[Dataset rows]
+ + +

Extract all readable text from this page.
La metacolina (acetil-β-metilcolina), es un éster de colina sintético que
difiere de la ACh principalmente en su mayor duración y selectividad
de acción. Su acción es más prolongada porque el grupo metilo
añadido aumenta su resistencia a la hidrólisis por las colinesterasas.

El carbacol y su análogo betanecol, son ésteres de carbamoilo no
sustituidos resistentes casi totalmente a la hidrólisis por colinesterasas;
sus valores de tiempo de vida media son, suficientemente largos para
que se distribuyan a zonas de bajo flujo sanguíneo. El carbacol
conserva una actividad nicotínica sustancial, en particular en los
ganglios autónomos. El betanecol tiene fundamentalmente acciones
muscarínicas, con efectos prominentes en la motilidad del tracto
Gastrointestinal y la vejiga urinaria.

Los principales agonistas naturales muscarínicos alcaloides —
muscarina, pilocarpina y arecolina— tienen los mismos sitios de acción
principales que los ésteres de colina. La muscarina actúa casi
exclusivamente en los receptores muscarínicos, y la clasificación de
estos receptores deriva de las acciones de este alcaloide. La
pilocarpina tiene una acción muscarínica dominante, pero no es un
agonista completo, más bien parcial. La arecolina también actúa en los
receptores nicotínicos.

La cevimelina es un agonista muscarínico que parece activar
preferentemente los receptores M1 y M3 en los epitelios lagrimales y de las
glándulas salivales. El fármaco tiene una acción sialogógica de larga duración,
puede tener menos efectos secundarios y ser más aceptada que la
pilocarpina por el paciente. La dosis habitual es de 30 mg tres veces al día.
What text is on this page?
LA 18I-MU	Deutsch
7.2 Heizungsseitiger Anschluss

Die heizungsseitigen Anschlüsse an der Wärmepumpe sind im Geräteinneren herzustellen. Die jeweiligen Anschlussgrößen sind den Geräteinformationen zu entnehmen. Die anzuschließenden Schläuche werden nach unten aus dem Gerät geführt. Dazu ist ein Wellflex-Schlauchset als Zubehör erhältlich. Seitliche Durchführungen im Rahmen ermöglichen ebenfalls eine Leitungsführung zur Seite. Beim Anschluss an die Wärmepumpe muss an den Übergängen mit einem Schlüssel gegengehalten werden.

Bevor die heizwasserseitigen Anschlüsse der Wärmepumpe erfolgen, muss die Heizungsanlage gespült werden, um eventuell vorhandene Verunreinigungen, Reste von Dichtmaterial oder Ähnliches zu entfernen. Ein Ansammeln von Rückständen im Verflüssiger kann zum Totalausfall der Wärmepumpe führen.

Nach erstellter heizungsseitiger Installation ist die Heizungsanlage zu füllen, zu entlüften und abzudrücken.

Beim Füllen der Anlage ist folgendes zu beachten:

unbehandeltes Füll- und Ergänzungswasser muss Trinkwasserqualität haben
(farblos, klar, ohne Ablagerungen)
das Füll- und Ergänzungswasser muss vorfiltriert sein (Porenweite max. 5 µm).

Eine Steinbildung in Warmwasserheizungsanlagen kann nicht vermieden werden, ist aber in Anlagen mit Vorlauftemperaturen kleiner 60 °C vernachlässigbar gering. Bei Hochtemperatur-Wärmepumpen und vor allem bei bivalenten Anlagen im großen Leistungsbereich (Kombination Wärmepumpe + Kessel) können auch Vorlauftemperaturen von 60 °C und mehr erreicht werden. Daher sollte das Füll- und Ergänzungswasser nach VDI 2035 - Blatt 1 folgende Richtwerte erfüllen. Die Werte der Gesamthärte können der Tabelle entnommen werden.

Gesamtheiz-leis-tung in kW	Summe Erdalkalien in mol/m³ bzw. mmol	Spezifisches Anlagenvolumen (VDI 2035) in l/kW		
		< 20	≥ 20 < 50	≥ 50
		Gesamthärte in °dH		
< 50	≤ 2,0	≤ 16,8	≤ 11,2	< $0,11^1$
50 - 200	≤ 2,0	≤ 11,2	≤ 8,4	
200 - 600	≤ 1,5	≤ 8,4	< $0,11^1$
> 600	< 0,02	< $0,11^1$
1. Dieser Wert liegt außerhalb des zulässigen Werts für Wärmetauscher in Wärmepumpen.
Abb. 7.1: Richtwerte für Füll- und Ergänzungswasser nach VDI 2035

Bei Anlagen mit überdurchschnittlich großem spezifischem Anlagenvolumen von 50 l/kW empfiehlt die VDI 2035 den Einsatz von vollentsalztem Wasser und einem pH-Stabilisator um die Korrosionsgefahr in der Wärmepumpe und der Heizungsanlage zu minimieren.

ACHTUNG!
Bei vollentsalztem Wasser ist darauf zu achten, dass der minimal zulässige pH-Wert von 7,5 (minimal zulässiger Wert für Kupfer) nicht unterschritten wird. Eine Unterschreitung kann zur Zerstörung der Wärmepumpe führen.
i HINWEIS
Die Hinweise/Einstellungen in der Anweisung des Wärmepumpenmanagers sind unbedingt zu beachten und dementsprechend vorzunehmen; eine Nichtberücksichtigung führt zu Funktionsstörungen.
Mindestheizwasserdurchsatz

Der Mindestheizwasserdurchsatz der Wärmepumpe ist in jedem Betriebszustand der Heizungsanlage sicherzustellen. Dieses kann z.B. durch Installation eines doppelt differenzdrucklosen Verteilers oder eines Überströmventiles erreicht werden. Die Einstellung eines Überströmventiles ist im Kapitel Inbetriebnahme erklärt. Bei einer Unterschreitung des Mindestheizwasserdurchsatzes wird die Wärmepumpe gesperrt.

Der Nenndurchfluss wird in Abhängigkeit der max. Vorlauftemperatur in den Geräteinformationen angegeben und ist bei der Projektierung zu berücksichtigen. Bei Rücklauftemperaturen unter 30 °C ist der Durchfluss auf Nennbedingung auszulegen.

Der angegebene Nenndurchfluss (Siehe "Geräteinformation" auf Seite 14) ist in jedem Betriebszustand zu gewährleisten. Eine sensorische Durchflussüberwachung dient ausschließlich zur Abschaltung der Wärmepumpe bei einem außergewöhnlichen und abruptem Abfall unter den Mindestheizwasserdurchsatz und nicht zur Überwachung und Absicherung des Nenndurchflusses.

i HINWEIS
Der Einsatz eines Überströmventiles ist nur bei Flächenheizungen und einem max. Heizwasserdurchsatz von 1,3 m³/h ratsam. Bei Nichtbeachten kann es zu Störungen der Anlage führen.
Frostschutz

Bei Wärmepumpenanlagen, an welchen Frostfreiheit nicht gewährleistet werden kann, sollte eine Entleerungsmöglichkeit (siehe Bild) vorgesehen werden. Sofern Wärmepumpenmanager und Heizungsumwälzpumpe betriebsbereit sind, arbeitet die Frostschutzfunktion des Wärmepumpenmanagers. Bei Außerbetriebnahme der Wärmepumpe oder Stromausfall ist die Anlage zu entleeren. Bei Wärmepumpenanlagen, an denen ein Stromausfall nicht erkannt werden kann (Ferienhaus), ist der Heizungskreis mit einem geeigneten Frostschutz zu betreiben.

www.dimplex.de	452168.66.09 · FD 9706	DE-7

+ + +

# THE TASK
Repeat the entries shown above, every one, word for word.

# SOLUTION TO THE EXERCISE
Extract all readable text from this page.
La metacolina (acetil-β-metilcolina), es un éster de colina sintético que
difiere de la ACh principalmente en su mayor duración y selectividad
de acción. Su acción es más prolongada porque el grupo metilo
añadido aumenta su resistencia a la hidrólisis por las colinesterasas.

El carbacol y su análogo betanecol, son ésteres de carbamoilo no
sustituidos resistentes casi totalmente a la hidrólisis por colinesterasas;
sus valores de tiempo de vida media son, suficientemente largos para
que se distribuyan a zonas de bajo flujo sanguíneo. El carbacol
conserva una actividad nicotínica sustancial, en particular en los
ganglios autónomos. El betanecol tiene fundamentalmente acciones
muscarínicas, con efectos prominentes en la motilidad del tracto
Gastrointestinal y la vejiga urinaria.

Los principales agonistas naturales muscarínicos alcaloides —
muscarina, pilocarpina y arecolina— tienen los mismos sitios de acción
principales que los ésteres de colina. La muscarina actúa casi
exclusivamente en los receptores muscarínicos, y la clasificación de
estos receptores deriva de las acciones de este alcaloide. La
pilocarpina tiene una acción muscarínica dominante, pero no es un
agonista completo, más bien parcial. La arecolina también actúa en los
receptores nicotínicos.

La cevimelina es un agonista muscarínico que parece activar
preferentemente los receptores M1 y M3 en los epitelios lagrimales y de las
glándulas salivales. El fármaco tiene una acción sialogógica de larga duración,
puede tener menos efectos secundarios y ser más aceptada que la
pilocarpina por el paciente. La dosis habitual es de 30 mg tres veces al día.
What text is on this page?
LA 18I-MU	Deutsch
7.2 Heizungsseitiger Anschluss

Die heizungsseitigen Anschlüsse an der Wärmepumpe sind im Geräteinneren herzustellen. Die jeweiligen Anschlussgrößen sind den Geräteinformationen zu entnehmen. Die anzuschließenden Schläuche werden nach unten aus dem Gerät geführt. Dazu ist ein Wellflex-Schlauchset als Zubehör erhältlich. Seitliche Durchführungen im Rahmen ermöglichen ebenfalls eine Leitungsführung zur Seite. Beim Anschluss an die Wärmepumpe muss an den Übergängen mit einem Schlüssel gegengehalten werden.

Bevor die heizwasserseitigen Anschlüsse der Wärmepumpe erfolgen, muss die Heizungsanlage gespült werden, um eventuell vorhandene Verunreinigungen, Reste von Dichtmaterial oder Ähnliches zu entfernen. Ein Ansammeln von Rückständen im Verflüssiger kann zum Totalausfall der Wärmepumpe führen.

Nach erstellter heizungsseitiger Installation ist die Heizungsanlage zu füllen, zu entlüften und abzudrücken.

Beim Füllen der Anlage ist folgendes zu beachten:

unbehandeltes Füll- und Ergänzungswasser muss Trinkwasserqualität haben
(farblos, klar, ohne Ablagerungen)
das Füll- und Ergänzungswasser muss vorfiltriert sein (Porenweite max. 5 µm).

Eine Steinbildung in Warmwasserheizungsanlagen kann nicht vermieden werden, ist aber in Anlagen mit Vorlauftemperaturen kleiner 60 °C vernachlässigbar gering. Bei Hochtemperatur-Wärmepumpen und vor allem bei bivalenten Anlagen im großen Leistungsbereich (Kombination Wärmepumpe + Kessel) können auch Vorlauftemperaturen von 60 °C und mehr erreicht werden. Daher sollte das Füll- und Ergänzungswasser nach VDI 2035 - Blatt 1 folgende Richtwerte erfüllen. Die Werte der Gesamthärte können der Tabelle entnommen werden.

Gesamtheiz-leis-tung in kW	Summe Erdalkalien in mol/m³ bzw. mmol	Spezifisches Anlagenvolumen (VDI 2035) in l/kW		
		< 20	≥ 20 < 50	≥ 50
		Gesamthärte in °dH		
< 50	≤ 2,0	≤ 16,8	≤ 11,2	< $0,11^1$
50 - 200	≤ 2,0	≤ 11,2	≤ 8,4	
200 - 600	≤ 1,5	≤ 8,4	< $0,11^1$
> 600	< 0,02	< $0,11^1$
1. Dieser Wert liegt außerhalb des zulässigen Werts für Wärmetauscher in Wärmepumpen.
Abb. 7.1: Richtwerte für Füll- und Ergänzungswasser nach VDI 2035

Bei Anlagen mit überdurchschnittlich großem spezifischem Anlagenvolumen von 50 l/kW empfiehlt die VDI 2035 den Einsatz von vollentsalztem Wasser und einem pH-Stabilisator um die Korrosionsgefahr in der Wärmepumpe und der Heizungsanlage zu minimieren.

ACHTUNG!
Bei vollentsalztem Wasser ist darauf zu achten, dass der minimal zulässige pH-Wert von 7,5 (minimal zulässiger Wert für Kupfer) nicht unterschritten wird. Eine Unterschreitung kann zur Zerstörung der Wärmepumpe führen.
i HINWEIS
Die Hinweise/Einstellungen in der Anweisung des Wärmepumpenmanagers sind unbedingt zu beachten und dementsprechend vorzunehmen; eine Nichtberücksichtigung führt zu Funktionsstörungen.
Mindestheizwasserdurchsatz

Der Mindestheizwasserdurchsatz der Wärmepumpe ist in jedem Betriebszustand der Heizungsanlage sicherzustellen. Dieses kann z.B. durch Installation eines doppelt differenzdrucklosen Verteilers oder eines Überströmventiles erreicht werden. Die Einstellung eines Überströmventiles ist im Kapitel Inbetriebnahme erklärt. Bei einer Unterschreitung des Mindestheizwasserdurchsatzes wird die Wärmepumpe gesperrt.

Der Nenndurchfluss wird in Abhängigkeit der max. Vorlauftemperatur in den Geräteinformationen angegeben und ist bei der Projektierung zu berücksichtigen. Bei Rücklauftemperaturen unter 30 °C ist der Durchfluss auf Nennbedingung auszulegen.

Der angegebene Nenndurchfluss (Siehe "Geräteinformation" auf Seite 14) ist in jedem Betriebszustand zu gewährleisten. Eine sensorische Durchflussüberwachung dient ausschließlich zur Abschaltung der Wärmepumpe bei einem außergewöhnlichen und abruptem Abfall unter den Mindestheizwasserdurchsatz und nicht zur Überwachung und Absicherung des Nenndurchflusses.

i HINWEIS
Der Einsatz eines Überströmventiles ist nur bei Flächenheizungen und einem max. Heizwasserdurchsatz von 1,3 m³/h ratsam. Bei Nichtbeachten kann es zu Störungen der Anlage führen.
Frostschutz

Bei Wärmepumpenanlagen, an welchen Frostfreiheit nicht gewährleistet werden kann, sollte eine Entleerungsmöglichkeit (siehe Bild) vorgesehen werden. Sofern Wärmepumpenmanager und Heizungsumwälzpumpe betriebsbereit sind, arbeitet die Frostschutzfunktion des Wärmepumpenmanagers. Bei Außerbetriebnahme der Wärmepumpe oder Stromausfall ist die Anlage zu entleeren. Bei Wärmepumpenanlagen, an denen ein Stromausfall nicht erkannt werden kann (Ferienhaus), ist der Heizungskreis mit einem geeigneten Frostschutz zu betreiben.

www.dimplex.de	452168.66.09 · FD 9706	DE-7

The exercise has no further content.